== EXCERPT TO READ ==
These architectural building blocks will aid us in creating a better messaging system. To encourage Ubiquitous Language, we will be using them in this document and in Celery 5’s codebase as well.

Message Passing Protocol

In previous versions of Celery the only protocol we defined was for the message format itself.

Whenever a client published a message to the broker using task.delay() Celery serialized it to a known format which it can use to invoke the task remotely.

This meant that you needed a special client library to publish tasks that Celery will later consume and execute. The architectural implication is a coupling between the publisher and the consumer which defeats the general use-case of message passing: decoupling the publisher from the consumer.

In addition, the communication protocol between the master process and the workers was an internal implementation detail which was not well defined or understood by the maintainers or users.

Introduction to AMQP 1.0 Terminology

AMQP 1.0 is a flexible messaging protocol that is designed to pass messages between nodes. Nodes can be queues, exchanges, Kafka-like log stream or any other entity which which publishes or consumes a message from another node.

AMQP 1.0, unlike AMQP 0.9.1, does not mandate the presence of a broker to facilitate message passing.

This feature allows us to use it to communicate effectively between the different Celery components without overloading the broker with connections and messages. It also allows users to invoke tasks directly without the usage of a Message Broker, thus treating a Worker as an actor.

Connections
Sessions
Channels
Nodes (Components)

Nodes (also called Components) are entities on either different processes which establish links.

Terminus

Implementation

The python bindings to the qpid-proton library exposes all these features, can be used with trio and is supported on PyPy.

We will use it as a fundamental building block for our entire architecture.

Canvas

In Celery Canvas is the mechanism which users can use to define workflows dynamically.

In previous versions of Celery there are issues with the protocol which can cause Celery to generate messages too large for storage in Message Brokers. There are also issues with the API and multiple implementation problems.

In Celery 5 we’re going to revamp the protocol, API and possibly the implementation itself to resolve these issues.

Signatures

Primitives

Error Handling
Error Recovery
Chains
Groups
Chords
Maps
Starmaps
Chunks
Forks

Workflows

A Workflow is a declarative Canvas.

Workflows provide an API for incrementally executing business logic by dividing it to small, self-contained tasks.

Unlike Canvas, a Workflow is immutable, static and predicable.

Observability

One of Celery 5’s goals is to be observable.

Each Celery component will record statistics, provide trace points for application monitoring tools and distributed tracing tools and emit log messages when appropriate.

Metrics

Celery stores and publishes metrics which allows our users to debug their applications more easily and spot problems.

By default each worker will publish the metrics to a dedicated queue.

Other methods such as publishing them to StatsD is also possible using the provided extension point.

Trace Points

Celery provides trace points for application monitoring tools and distributed tracing tools.

This allows our users to spot and debug performance issues.

Logging

All log messages must be structured. Structured logs provide context for our users which allows them to debug problems more easily and aids the developers to resolve bugs in Celery.

== EXTRACTED ENTRIES ==
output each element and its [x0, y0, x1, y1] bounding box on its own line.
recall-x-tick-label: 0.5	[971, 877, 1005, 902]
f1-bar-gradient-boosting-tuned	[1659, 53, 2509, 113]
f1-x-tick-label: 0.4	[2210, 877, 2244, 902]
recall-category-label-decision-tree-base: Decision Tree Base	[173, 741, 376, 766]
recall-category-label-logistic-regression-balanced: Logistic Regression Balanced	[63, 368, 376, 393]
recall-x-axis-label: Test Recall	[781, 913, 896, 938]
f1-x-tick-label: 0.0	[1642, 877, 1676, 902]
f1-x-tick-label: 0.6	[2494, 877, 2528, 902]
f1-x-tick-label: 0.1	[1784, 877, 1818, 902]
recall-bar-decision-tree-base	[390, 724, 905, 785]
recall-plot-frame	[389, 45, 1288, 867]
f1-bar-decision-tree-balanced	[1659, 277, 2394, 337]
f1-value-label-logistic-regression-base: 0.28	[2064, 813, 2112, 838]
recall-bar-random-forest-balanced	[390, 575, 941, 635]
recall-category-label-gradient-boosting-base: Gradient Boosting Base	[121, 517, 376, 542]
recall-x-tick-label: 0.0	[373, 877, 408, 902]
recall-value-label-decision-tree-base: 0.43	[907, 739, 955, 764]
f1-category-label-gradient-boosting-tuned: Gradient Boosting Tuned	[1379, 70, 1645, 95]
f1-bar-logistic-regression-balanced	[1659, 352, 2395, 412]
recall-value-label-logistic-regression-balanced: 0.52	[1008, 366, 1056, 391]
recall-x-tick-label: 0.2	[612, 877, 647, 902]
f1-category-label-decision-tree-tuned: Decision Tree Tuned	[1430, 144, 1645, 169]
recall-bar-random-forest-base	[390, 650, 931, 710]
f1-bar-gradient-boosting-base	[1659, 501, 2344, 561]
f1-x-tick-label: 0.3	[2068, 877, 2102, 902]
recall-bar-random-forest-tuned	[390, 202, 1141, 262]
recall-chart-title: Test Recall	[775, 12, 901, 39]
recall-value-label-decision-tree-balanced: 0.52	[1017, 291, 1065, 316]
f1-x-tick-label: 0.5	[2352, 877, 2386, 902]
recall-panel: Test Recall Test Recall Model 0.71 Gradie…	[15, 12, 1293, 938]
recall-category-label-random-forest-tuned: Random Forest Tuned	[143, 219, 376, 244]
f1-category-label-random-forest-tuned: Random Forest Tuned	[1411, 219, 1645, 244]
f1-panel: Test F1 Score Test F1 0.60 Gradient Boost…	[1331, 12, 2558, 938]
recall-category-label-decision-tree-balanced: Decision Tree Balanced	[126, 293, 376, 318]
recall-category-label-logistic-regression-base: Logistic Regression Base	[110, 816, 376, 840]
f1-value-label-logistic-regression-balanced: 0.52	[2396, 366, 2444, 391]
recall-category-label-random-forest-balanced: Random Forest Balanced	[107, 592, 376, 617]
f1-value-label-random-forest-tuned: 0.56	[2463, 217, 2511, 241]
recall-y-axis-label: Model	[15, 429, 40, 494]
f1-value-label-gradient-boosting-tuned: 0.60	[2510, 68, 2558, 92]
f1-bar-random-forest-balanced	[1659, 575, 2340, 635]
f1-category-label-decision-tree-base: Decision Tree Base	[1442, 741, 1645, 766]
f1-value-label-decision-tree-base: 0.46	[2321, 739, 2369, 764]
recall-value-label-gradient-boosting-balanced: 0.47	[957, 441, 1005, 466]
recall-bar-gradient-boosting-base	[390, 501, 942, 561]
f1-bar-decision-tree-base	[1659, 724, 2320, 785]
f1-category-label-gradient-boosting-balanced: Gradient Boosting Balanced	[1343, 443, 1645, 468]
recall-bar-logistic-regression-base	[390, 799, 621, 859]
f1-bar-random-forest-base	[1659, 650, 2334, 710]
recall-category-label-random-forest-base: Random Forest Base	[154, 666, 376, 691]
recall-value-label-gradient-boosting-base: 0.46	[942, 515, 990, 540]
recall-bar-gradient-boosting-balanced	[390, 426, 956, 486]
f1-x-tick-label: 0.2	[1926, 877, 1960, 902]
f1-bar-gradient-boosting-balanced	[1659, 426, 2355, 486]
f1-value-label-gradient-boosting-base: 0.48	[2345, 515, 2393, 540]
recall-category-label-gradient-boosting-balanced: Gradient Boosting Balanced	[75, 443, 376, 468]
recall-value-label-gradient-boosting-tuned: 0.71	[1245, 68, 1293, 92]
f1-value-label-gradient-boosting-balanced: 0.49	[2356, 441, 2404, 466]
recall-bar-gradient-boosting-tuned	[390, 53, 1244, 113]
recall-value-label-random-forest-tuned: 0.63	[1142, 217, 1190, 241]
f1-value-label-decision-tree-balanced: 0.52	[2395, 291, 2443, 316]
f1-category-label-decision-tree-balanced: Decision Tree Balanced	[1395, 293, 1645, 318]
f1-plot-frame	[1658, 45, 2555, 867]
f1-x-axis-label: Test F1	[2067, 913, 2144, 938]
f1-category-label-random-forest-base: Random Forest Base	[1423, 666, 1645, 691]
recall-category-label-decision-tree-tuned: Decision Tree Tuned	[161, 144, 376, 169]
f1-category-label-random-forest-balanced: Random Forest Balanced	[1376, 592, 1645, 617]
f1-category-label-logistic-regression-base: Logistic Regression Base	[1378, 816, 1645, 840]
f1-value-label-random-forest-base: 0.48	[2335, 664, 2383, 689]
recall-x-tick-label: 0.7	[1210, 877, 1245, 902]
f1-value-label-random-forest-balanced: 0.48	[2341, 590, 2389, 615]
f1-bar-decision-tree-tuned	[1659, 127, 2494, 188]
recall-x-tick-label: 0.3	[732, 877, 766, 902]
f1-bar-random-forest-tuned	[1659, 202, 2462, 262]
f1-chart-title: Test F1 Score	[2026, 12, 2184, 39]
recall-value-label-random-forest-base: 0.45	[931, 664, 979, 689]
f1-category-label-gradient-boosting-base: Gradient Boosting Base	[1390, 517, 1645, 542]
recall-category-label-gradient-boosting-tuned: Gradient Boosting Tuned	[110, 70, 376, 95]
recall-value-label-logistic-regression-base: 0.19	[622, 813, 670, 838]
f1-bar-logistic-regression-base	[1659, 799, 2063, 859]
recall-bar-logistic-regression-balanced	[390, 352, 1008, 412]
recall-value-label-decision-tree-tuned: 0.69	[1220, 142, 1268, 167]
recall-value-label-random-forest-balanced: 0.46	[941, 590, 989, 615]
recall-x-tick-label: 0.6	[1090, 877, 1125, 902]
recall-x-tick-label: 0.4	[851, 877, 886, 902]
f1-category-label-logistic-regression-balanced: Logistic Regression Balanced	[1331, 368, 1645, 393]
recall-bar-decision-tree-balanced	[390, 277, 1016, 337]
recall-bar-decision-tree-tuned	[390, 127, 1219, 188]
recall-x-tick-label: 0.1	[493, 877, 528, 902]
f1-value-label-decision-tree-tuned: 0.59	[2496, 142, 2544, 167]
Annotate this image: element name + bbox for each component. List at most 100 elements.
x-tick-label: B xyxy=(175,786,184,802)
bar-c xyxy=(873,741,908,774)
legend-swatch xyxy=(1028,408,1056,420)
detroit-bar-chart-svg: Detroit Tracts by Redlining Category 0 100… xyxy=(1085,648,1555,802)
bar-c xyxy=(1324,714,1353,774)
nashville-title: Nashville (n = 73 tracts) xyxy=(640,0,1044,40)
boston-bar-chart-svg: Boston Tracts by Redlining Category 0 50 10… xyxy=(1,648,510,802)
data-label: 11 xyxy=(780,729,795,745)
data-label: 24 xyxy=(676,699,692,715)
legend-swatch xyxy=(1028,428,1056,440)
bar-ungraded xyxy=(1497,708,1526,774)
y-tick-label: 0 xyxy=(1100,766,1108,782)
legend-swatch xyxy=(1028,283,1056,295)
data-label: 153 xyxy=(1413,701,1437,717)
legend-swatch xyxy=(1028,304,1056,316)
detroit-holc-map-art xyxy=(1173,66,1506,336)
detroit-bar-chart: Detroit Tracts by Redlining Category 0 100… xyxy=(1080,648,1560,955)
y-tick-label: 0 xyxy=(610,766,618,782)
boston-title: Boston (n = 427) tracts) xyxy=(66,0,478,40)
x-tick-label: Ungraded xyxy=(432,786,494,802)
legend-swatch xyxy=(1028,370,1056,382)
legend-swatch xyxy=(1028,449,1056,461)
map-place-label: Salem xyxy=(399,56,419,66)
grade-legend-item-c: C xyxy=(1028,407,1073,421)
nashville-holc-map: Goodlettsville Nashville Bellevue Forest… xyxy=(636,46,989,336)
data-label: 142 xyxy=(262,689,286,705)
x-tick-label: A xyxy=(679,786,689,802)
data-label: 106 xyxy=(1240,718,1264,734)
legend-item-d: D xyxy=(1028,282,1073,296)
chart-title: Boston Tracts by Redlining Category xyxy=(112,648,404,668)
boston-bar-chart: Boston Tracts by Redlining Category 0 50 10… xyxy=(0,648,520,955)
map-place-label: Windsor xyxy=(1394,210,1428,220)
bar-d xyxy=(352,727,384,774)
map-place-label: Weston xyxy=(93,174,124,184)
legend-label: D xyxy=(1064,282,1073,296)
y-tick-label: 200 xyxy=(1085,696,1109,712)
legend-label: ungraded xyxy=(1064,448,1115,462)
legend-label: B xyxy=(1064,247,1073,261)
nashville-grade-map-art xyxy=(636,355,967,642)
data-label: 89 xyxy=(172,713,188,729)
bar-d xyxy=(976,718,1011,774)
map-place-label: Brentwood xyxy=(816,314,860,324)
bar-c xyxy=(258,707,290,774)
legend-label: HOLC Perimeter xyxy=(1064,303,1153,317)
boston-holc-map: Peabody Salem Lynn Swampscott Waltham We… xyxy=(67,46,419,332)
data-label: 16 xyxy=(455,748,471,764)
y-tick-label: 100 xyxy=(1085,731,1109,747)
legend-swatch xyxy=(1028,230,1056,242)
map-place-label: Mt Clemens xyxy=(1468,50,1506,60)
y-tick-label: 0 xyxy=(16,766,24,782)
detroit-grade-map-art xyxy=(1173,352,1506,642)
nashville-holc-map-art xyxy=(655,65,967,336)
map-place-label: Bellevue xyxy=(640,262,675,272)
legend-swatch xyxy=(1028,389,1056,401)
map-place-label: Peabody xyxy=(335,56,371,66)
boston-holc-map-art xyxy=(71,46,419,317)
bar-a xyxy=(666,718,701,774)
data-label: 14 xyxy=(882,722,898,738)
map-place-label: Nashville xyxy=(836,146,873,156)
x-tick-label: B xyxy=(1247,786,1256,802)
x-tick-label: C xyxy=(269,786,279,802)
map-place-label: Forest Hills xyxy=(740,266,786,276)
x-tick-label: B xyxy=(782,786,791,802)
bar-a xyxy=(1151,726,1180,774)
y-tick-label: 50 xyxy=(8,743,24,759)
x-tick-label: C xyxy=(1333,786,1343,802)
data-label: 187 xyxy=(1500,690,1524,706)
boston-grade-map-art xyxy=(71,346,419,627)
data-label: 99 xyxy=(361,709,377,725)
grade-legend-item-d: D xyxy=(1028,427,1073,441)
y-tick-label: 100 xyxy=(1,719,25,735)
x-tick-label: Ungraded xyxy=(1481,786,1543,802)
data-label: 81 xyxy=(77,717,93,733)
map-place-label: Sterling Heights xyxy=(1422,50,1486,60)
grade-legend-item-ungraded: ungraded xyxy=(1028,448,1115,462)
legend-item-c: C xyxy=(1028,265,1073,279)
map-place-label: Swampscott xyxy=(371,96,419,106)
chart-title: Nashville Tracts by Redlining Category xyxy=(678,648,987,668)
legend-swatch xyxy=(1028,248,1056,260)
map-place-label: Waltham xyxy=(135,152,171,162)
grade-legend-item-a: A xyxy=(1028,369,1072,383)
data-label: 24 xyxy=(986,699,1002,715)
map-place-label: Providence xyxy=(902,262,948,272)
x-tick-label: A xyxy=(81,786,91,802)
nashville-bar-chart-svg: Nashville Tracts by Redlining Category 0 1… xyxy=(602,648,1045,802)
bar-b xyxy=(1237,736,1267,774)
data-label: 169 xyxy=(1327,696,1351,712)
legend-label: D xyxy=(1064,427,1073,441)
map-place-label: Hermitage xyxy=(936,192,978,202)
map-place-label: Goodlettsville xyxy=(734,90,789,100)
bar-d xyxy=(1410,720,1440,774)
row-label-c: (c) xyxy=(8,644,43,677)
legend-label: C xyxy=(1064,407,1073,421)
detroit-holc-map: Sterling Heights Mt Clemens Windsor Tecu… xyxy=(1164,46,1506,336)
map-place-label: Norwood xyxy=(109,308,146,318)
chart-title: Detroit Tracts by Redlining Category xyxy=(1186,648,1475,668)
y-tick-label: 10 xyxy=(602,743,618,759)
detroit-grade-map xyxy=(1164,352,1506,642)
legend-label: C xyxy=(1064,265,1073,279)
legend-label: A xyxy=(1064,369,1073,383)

== WORK INSTRUCTIONS ==
(a) In the Celery 5 design excerpt, where does each worker publish its metrics by default?
(b) Write the next part of the Celery 5 design excerpt, starting after its final sentence on structured logs.

== THE ANSWERS ==
(a) Each worker publishes its metrics to a dedicated queue.

(b)
The structure of a log message is determined whenever a component is initialized.

During initialization, an attempt will be made to detect how the component lifecycle is managed. If all attempts are unsuccessful, the logs will be formatted using JSON and will be printed to stdout.

Celery will provide an extension point for detection of different runtimes.

Example

If a component’s lifecycle is managed by a SystemD service, Celery will detect that the JOURNAL_STREAM environment variable is set when the process starts and use it’s value to transmit structured data into journald.

Whenever Celery fails to log a message for any reason it publishes a command to the worker’s Inbox Queue in order to log the message again. As usual messages which fail to be published are stored in the Messages Backlog.

In past versions of Celery we’ve used the standard logging module. Unfortunately it does not meet the aforementioned requirements.

Eliot is a logging library which provides structure and context to logs, even across coroutines, threads and processes.

It is also able to emit logs to journald and has native trio integration.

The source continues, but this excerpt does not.